-- Data extract start --

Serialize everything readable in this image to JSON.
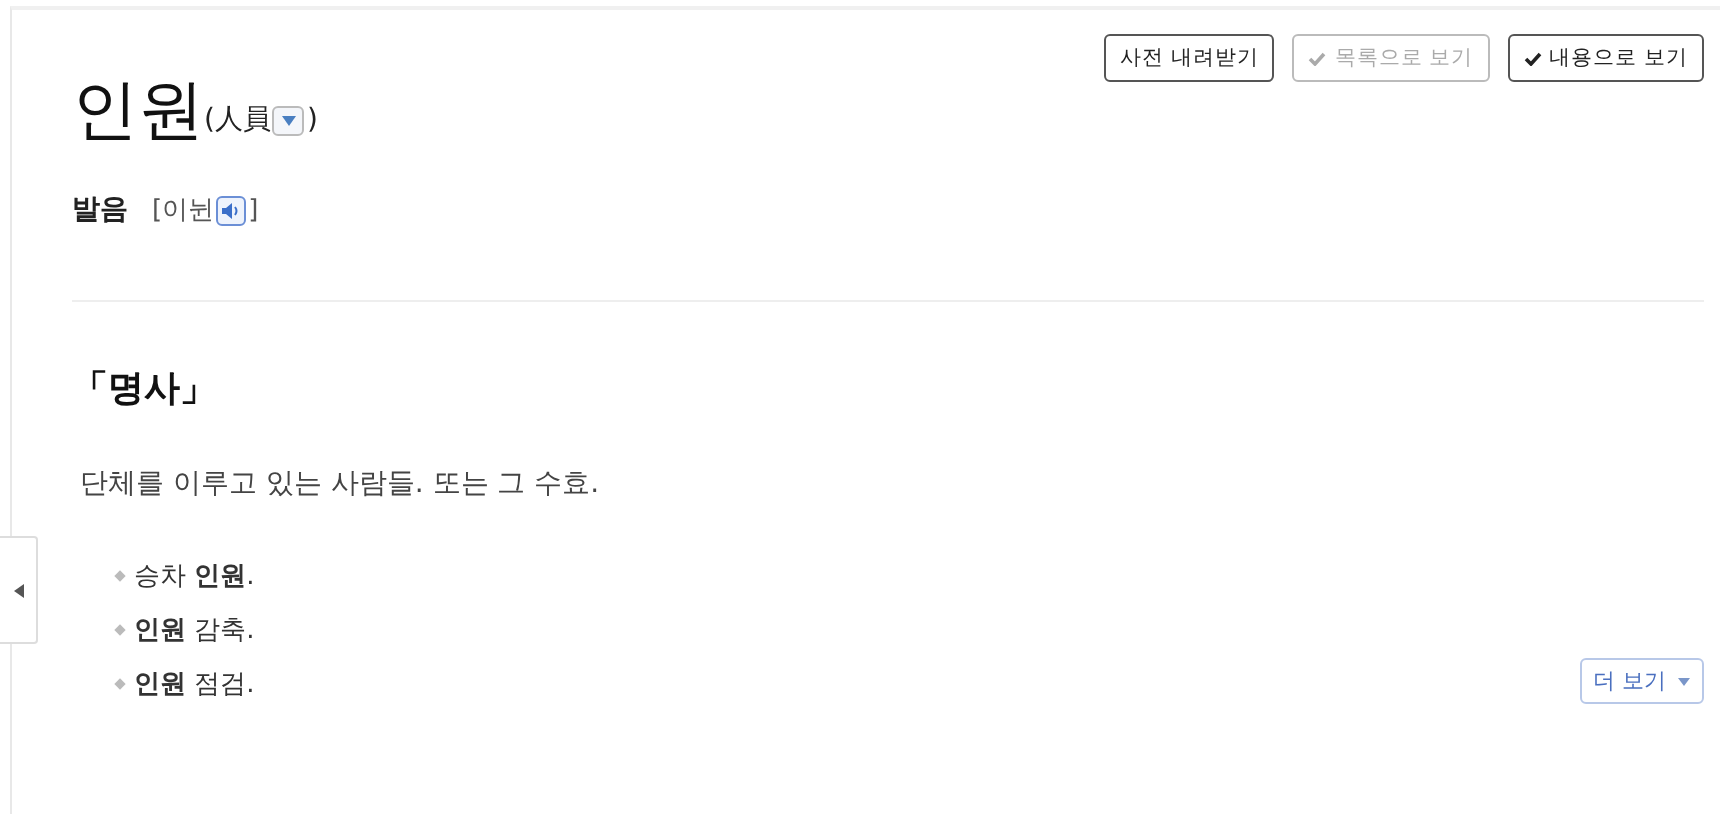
{
  "toolbar": {
    "buttons": [
      {
        "label": "사전 내려받기",
        "kind": "plain"
      },
      {
        "label": "목록으로 보기",
        "kind": "toggle",
        "selected": false
      },
      {
        "label": "내용으로 보기",
        "kind": "toggle",
        "selected": true
      }
    ]
  },
  "entry": {
    "headword": "인원",
    "hanja_open": "(人員",
    "hanja_close": ")",
    "pronunciation": {
      "label": "발음",
      "open": "[이뉜",
      "close": "]"
    }
  },
  "sense": {
    "part_of_speech": "「명사」",
    "definition": "단체를 이루고 있는 사람들. 또는 그 수효.",
    "examples": [
      "승차 **인원**.",
      "**인원** 감축.",
      "**인원** 점검."
    ],
    "more": "더 보기"
  }
}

-- Data extract end --

What the task asks: Print every entry exactly as written, without the pictures.

Complete answer:
Serialize everything readable in this image to JSON.
{
  "toolbar": {
    "buttons": [
      {
        "label": "사전 내려받기",
        "kind": "plain"
      },
      {
        "label": "목록으로 보기",
        "kind": "toggle",
        "selected": false
      },
      {
        "label": "내용으로 보기",
        "kind": "toggle",
        "selected": true
      }
    ]
  },
  "entry": {
    "headword": "인원",
    "hanja_open": "(人員",
    "hanja_close": ")",
    "pronunciation": {
      "label": "발음",
      "open": "[이뉜",
      "close": "]"
    }
  },
  "sense": {
    "part_of_speech": "「명사」",
    "definition": "단체를 이루고 있는 사람들. 또는 그 수효.",
    "examples": [
      "승차 **인원**.",
      "**인원** 감축.",
      "**인원** 점검."
    ],
    "more": "더 보기"
  }
}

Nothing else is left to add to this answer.